Objectives:
A – Decide whether each statement below agrees with the blog post: (i) The earlier photo of the boy was taken on a 2MP Sony Ericsson W900i. (ii) The yellow line has been repainted since the earlier photo. (iii) Kaylin Elizabeth was born at 5.50 am. Answer yes or no for each, and quote the words of the blog post that decide it.
B – Reproduce the part of the blog post that begins at the words "The earlier photo" and stops after "well… Mad Scientists.".

Text section:
>>>>
A few years on

How time flies when you’re having fun. Or when you’re just getting older, since time is relative and every second makes up a smaller proportion of your lifespan. Which is why you have to get lucky to hit that fly on your Kalahari Kreef. To him, that hand is like watching an episode of Time Warp. There was a BBC documentary on it, so it must be true.

But I digress. Often.

It was Argus day today – that being the day of the biggest timed cycle race in the world – and we went to watch for as long as the kids were interested.
I took this photo (which actually I really like) of the boy watching the bikes going by:

and it wasn’t until I got home and began uploading stuff that I found a photo of the same boy in the same place doing the same thing:

The camera has changed, probably the cyclists too. The yellow line still needs repainting. But the (wholly unintentional) similarity between the pictures is striking, no?

The earlier photo was taken three years and three days ago, which would make Alex 10½ months old. Flickr tells me that young Alex was snapped on my 2MP Sony Ericsson W900i, which would go some way to explaining the (iffy) quality.  As would the fact it was taken at 7:49 on a Sunday morning.

More Argus day pics in the March Things flickr set.

I can do science, me

Being a scientist myself, I was delighted that Alex’s school was running a science week this week. He’s learnt lots, from the water cycle, through to dissolving salt via something or other with yeast. The finale of the week was today’s Mad Scientist Day, where all the kids came dressed as… well… Mad Scientists.
It was a novelty for him, but to be honest, nothing short of a normal day for me.

Alex is now hugely enthusiastic about science, but that’s only because no-one has told him about the long hours and lousy wages yet.

Village population grows

Damn. While I disappear off 6,137 miles from civilisation, little Mrs Ordinary Life pops her sprog.
Obviously, we knew that this was coming, but we weren’t absolutely sure when.

But just as dawn was breaking, things happened.
And those things were announced to the world just 1 hour and 59 minutes later:

Kaylin Elizabeth born at 5.50 am!

This, of course, is what little children do. They mess with your inner clock. They tug on your internal hour hand. Without the intervention of modern science, you can be assured that babies will be born in the early hours of the morning or during the penalty shootout at the end of a really exciting FA Cup semi-final replay.

It is great training for the months and – dare I say years? (yes, I dare) – years that follow.  At no point in its first 5 years of life does a child wake up, check the clock (and for clock, read presence of daylight) and think “Hmm – maybe it’s still a bit early. I’ll turn over and go back to sleep”.

No. They wander into your room and demand entertainment and food. And if they are too young to wander into your room, they stay where they are and demand entertainment and food. Each night, we line the route between Alex’s room and ours with rusks. Our landing is now an Ouminefield. (Note: that joke only works if you’re South African and you have consumed a bottle of red wine before reading it, sorry).
<<<<
Given data:
>>>>
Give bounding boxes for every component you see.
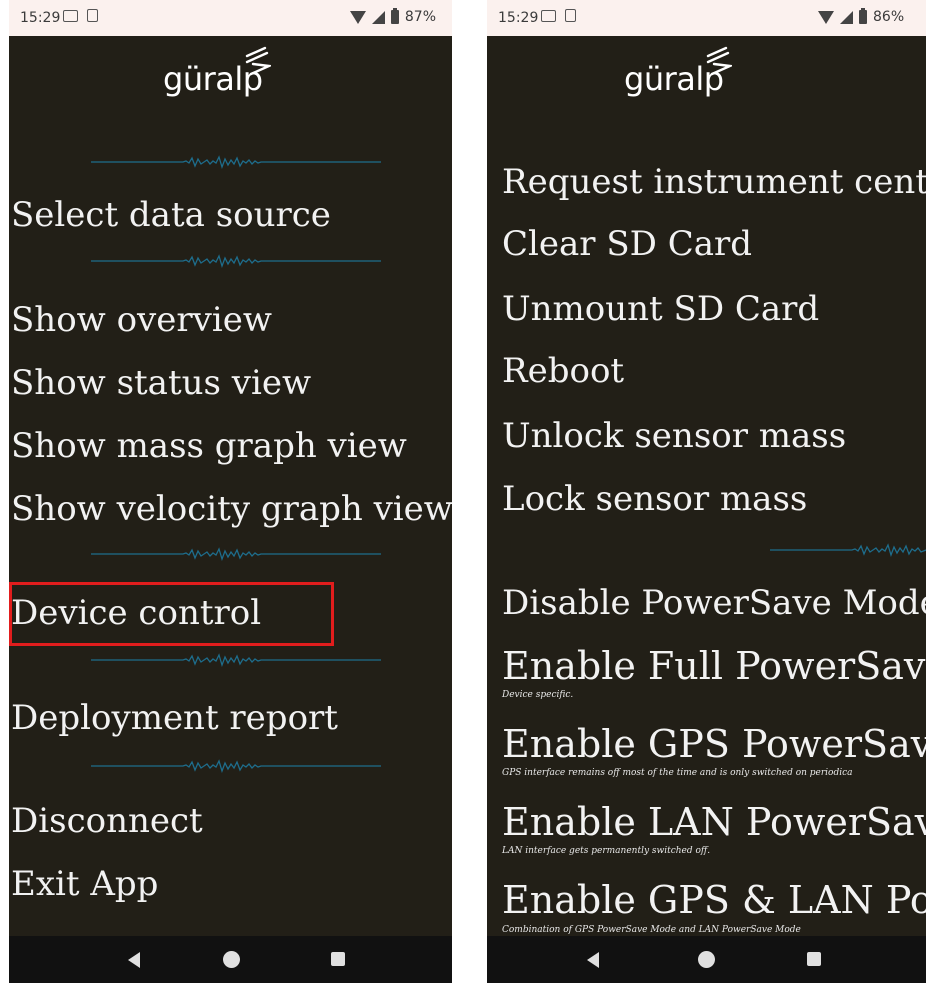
<<<<
Answers in order:
A –
(i) Yes: "Flickr tells me that young Alex was snapped on my 2MP Sony Ericsson W900i"
(ii) No: "The yellow line still needs repainting."
(iii) Yes: "Kaylin Elizabeth born at 5.50 am!"

B –
The earlier photo was taken three years and three days ago, which would make Alex 10½ months old. Flickr tells me that young Alex was snapped on my 2MP Sony Ericsson W900i, which would go some way to explaining the (iffy) quality.  As would the fact it was taken at 7:49 on a Sunday morning.

More Argus day pics in the March Things flickr set.

I can do science, me

Being a scientist myself, I was delighted that Alex’s school was running a science week this week. He’s learnt lots, from the water cycle, through to dissolving salt via something or other with yeast. The finale of the week was today’s Mad Scientist Day, where all the kids came dressed as… well… Mad Scientists.